BRIEF: Restate every line of the material, word for word.

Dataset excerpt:

>>

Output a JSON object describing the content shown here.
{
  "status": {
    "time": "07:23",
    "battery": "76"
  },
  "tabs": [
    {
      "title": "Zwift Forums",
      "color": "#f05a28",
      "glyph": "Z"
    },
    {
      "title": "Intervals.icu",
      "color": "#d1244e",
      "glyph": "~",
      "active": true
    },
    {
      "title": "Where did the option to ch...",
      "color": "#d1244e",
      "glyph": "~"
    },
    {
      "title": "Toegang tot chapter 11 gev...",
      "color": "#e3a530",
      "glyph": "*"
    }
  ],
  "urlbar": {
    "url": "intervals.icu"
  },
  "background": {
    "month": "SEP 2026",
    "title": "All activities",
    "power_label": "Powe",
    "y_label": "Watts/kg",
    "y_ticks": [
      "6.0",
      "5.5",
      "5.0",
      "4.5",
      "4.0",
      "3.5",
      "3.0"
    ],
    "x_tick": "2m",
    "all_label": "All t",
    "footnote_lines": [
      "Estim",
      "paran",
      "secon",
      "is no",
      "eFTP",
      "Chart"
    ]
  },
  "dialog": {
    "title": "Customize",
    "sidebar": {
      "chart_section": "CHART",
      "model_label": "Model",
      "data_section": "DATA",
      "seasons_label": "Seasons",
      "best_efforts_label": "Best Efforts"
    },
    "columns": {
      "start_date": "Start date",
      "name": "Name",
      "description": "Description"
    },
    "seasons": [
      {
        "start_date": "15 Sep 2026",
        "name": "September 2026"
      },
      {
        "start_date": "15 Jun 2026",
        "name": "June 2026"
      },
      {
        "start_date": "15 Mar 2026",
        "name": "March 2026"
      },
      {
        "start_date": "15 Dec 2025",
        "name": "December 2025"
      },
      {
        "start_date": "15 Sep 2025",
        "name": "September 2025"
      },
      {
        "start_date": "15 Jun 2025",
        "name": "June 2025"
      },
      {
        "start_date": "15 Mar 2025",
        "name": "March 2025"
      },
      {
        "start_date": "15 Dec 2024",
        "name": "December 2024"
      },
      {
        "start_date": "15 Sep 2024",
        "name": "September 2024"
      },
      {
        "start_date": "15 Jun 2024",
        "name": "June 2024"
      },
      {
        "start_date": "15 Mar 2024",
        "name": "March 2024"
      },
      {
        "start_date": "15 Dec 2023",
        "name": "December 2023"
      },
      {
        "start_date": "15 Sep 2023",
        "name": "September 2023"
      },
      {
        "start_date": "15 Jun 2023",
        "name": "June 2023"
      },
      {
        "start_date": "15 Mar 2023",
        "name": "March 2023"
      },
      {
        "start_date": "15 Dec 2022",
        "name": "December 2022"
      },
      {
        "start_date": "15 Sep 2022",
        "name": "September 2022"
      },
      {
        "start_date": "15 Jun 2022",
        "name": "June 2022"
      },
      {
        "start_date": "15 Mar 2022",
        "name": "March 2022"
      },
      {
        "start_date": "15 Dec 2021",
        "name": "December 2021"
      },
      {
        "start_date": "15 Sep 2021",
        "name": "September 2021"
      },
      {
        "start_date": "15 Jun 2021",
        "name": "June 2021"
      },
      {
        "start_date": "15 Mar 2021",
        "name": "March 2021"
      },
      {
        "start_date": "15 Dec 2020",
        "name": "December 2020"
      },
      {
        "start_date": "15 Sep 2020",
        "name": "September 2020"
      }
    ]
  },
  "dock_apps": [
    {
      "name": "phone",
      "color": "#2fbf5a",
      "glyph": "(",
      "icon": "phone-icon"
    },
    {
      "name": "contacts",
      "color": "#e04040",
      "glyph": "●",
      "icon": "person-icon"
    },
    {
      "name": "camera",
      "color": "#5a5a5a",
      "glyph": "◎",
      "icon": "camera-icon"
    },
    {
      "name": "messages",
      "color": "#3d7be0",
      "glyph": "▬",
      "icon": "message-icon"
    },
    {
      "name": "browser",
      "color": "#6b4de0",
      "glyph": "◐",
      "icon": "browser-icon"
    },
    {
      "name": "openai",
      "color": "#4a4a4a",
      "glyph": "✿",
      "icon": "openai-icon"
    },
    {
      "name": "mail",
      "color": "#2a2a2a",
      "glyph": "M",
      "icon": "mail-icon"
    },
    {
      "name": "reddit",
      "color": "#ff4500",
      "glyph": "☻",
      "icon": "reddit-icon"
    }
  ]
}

<<

ANSWER TO THE PROBLEM:
Output a JSON object describing the content shown here.
{
  "status": {
    "time": "07:23",
    "battery": "76"
  },
  "tabs": [
    {
      "title": "Zwift Forums",
      "color": "#f05a28",
      "glyph": "Z"
    },
    {
      "title": "Intervals.icu",
      "color": "#d1244e",
      "glyph": "~",
      "active": true
    },
    {
      "title": "Where did the option to ch...",
      "color": "#d1244e",
      "glyph": "~"
    },
    {
      "title": "Toegang tot chapter 11 gev...",
      "color": "#e3a530",
      "glyph": "*"
    }
  ],
  "urlbar": {
    "url": "intervals.icu"
  },
  "background": {
    "month": "SEP 2026",
    "title": "All activities",
    "power_label": "Powe",
    "y_label": "Watts/kg",
    "y_ticks": [
      "6.0",
      "5.5",
      "5.0",
      "4.5",
      "4.0",
      "3.5",
      "3.0"
    ],
    "x_tick": "2m",
    "all_label": "All t",
    "footnote_lines": [
      "Estim",
      "paran",
      "secon",
      "is no",
      "eFTP",
      "Chart"
    ]
  },
  "dialog": {
    "title": "Customize",
    "sidebar": {
      "chart_section": "CHART",
      "model_label": "Model",
      "data_section": "DATA",
      "seasons_label": "Seasons",
      "best_efforts_label": "Best Efforts"
    },
    "columns": {
      "start_date": "Start date",
      "name": "Name",
      "description": "Description"
    },
    "seasons": [
      {
        "start_date": "15 Sep 2026",
        "name": "September 2026"
      },
      {
        "start_date": "15 Jun 2026",
        "name": "June 2026"
      },
      {
        "start_date": "15 Mar 2026",
        "name": "March 2026"
      },
      {
        "start_date": "15 Dec 2025",
        "name": "December 2025"
      },
      {
        "start_date": "15 Sep 2025",
        "name": "September 2025"
      },
      {
        "start_date": "15 Jun 2025",
        "name": "June 2025"
      },
      {
        "start_date": "15 Mar 2025",
        "name": "March 2025"
      },
      {
        "start_date": "15 Dec 2024",
        "name": "December 2024"
      },
      {
        "start_date": "15 Sep 2024",
        "name": "September 2024"
      },
      {
        "start_date": "15 Jun 2024",
        "name": "June 2024"
      },
      {
        "start_date": "15 Mar 2024",
        "name": "March 2024"
      },
      {
        "start_date": "15 Dec 2023",
        "name": "December 2023"
      },
      {
        "start_date": "15 Sep 2023",
        "name": "September 2023"
      },
      {
        "start_date": "15 Jun 2023",
        "name": "June 2023"
      },
      {
        "start_date": "15 Mar 2023",
        "name": "March 2023"
      },
      {
        "start_date": "15 Dec 2022",
        "name": "December 2022"
      },
      {
        "start_date": "15 Sep 2022",
        "name": "September 2022"
      },
      {
        "start_date": "15 Jun 2022",
        "name": "June 2022"
      },
      {
        "start_date": "15 Mar 2022",
        "name": "March 2022"
      },
      {
        "start_date": "15 Dec 2021",
        "name": "December 2021"
      },
      {
        "start_date": "15 Sep 2021",
        "name": "September 2021"
      },
      {
        "start_date": "15 Jun 2021",
        "name": "June 2021"
      },
      {
        "start_date": "15 Mar 2021",
        "name": "March 2021"
      },
      {
        "start_date": "15 Dec 2020",
        "name": "December 2020"
      },
      {
        "start_date": "15 Sep 2020",
        "name": "September 2020"
      }
    ]
  },
  "dock_apps": [
    {
      "name": "phone",
      "color": "#2fbf5a",
      "glyph": "(",
      "icon": "phone-icon"
    },
    {
      "name": "contacts",
      "color": "#e04040",
      "glyph": "●",
      "icon": "person-icon"
    },
    {
      "name": "camera",
      "color": "#5a5a5a",
      "glyph": "◎",
      "icon": "camera-icon"
    },
    {
      "name": "messages",
      "color": "#3d7be0",
      "glyph": "▬",
      "icon": "message-icon"
    },
    {
      "name": "browser",
      "color": "#6b4de0",
      "glyph": "◐",
      "icon": "browser-icon"
    },
    {
      "name": "openai",
      "color": "#4a4a4a",
      "glyph": "✿",
      "icon": "openai-icon"
    },
    {
      "name": "mail",
      "color": "#2a2a2a",
      "glyph": "M",
      "icon": "mail-icon"
    },
    {
      "name": "reddit",
      "color": "#ff4500",
      "glyph": "☻",
      "icon": "reddit-icon"
    }
  ]
}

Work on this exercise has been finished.